The Court of Appeal recently held that ambiguity in a dismissal letter was a factor in permitting a dyslexic Claimant to extend the limitation for bringing a claim, in the case of Lowri Beck v Brophy.

The Claimant, Mr Brophy, was employed as a meter operative, for a meter reading company.  He is severely dyslexic, and described how in matters of an official nature, he relies very heavily on his brother.

In May 2017, the employer commenced a disciplinary process against Mr Brophy, in respect of allegations he had left a meter in a dangerous condition.  The disciplinary hearing took place on 21 June 2017.  The disciplinary officer declined to make an immediate decision in the hearing , but told Mr Brophy he would let him know the outcome in writing.

On 29 June 2017, the disciplinary officer called Mr Brophy on the telephone and told him, as the Employment Tribunal found as a fact, that he was being dismissed for gross misconduct with immediate effect; that he would be receiving a letter; and that he could appeal within five days of receiving the letter.

WORK REQUIRED
Continue the passage on the Lowri Beck v Brophy dismissal case from the point where it stops.

Records excerpted from a collection:
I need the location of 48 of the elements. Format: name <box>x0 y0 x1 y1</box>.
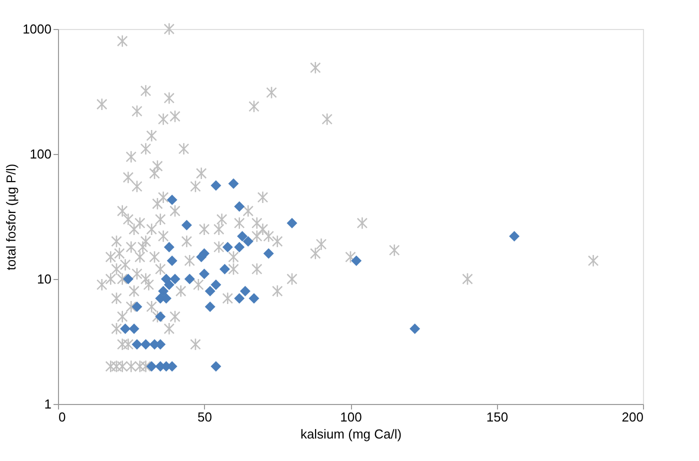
point <box>181 220 192 230</box>
point <box>166 255 178 266</box>
point <box>219 264 230 274</box>
point <box>199 268 210 280</box>
point <box>122 274 134 284</box>
point <box>228 178 239 189</box>
point <box>240 286 250 296</box>
point <box>170 274 180 284</box>
x-tick-label: 100 <box>340 410 362 424</box>
point <box>234 201 245 212</box>
x-tick-label: 150 <box>486 410 508 424</box>
point <box>166 194 178 206</box>
point <box>222 242 233 252</box>
y-tick-label: 1 <box>44 396 52 412</box>
x-tick-label: 50 <box>198 410 212 424</box>
y-tick-label: 10 <box>37 272 52 286</box>
point <box>184 274 195 284</box>
point <box>263 248 274 259</box>
point <box>164 279 174 290</box>
point <box>146 361 157 372</box>
point <box>286 218 298 228</box>
x-tick-label: 200 <box>622 410 644 424</box>
point <box>210 361 222 372</box>
y-axis-title: total fosfor (µg P/l) <box>4 164 19 270</box>
point <box>237 230 248 242</box>
y-tick-label: 1000 <box>22 22 52 36</box>
point <box>158 286 169 296</box>
point <box>410 324 420 334</box>
point <box>140 339 151 350</box>
point <box>242 236 254 247</box>
point <box>248 293 260 304</box>
point <box>509 230 520 242</box>
point <box>210 180 222 191</box>
x-axis-title: kalsium (mg Ca/l) <box>300 426 402 442</box>
point <box>351 255 362 266</box>
point <box>164 242 174 252</box>
point <box>234 293 245 304</box>
point <box>128 324 140 334</box>
point <box>132 301 142 312</box>
x-tick-label: 0 <box>58 410 66 424</box>
point <box>210 279 222 290</box>
y-tick-label: 100 <box>30 146 52 162</box>
point <box>132 339 142 350</box>
point <box>204 301 216 312</box>
point <box>155 311 166 322</box>
point <box>234 242 245 252</box>
point <box>120 324 131 334</box>
point <box>204 286 216 296</box>
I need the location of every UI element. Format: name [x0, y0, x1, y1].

OUTPUT OF THE EXERCISE
The letter was received on 6 July, although dated 4 July 2017. It stated:

“Further to the disciplinary hearing held on Wednesday, 21 June 2017 and our telephone conversation on Thursday, 29 June 2017, I am writing to inform you of my decision.”

And then later in the letter:

“I have no option but to dismiss you for gross misconduct. This dismissal will be with immediate effect from 29 June 2017.”

Mr Brophy communicated to his brother that he had been dismissed in early July, based on the letter of 4 July.  The brother took some legal advice, and issued claims on behalf of the Claimant for unfair dismissal and disability discrimination in the Employment Tribunal on 5 December 2017, after a period of Early Conciliation with Acas.  The primary time limit for these claims are three months from the dismissal date and, even accounting for the Acas conciliation which ‘extends’ the three month period, the employer argued the Claimant’s claims were issued out of time.

The Employment Judge made a finding of fact that the effective date of termination was 29 June 2017.  However, the Judge used his discretion to allow an extension of the three month limit because it was just and equitable to do so, partly on the basis that “the Claimant is a vulnerable individual who has dyslexia” and the terms of the letter were “unclear and contradictory”.

The Employment Appeal Tribunal and finally the Court of Appeal rejected the employers’ appeals against this decision.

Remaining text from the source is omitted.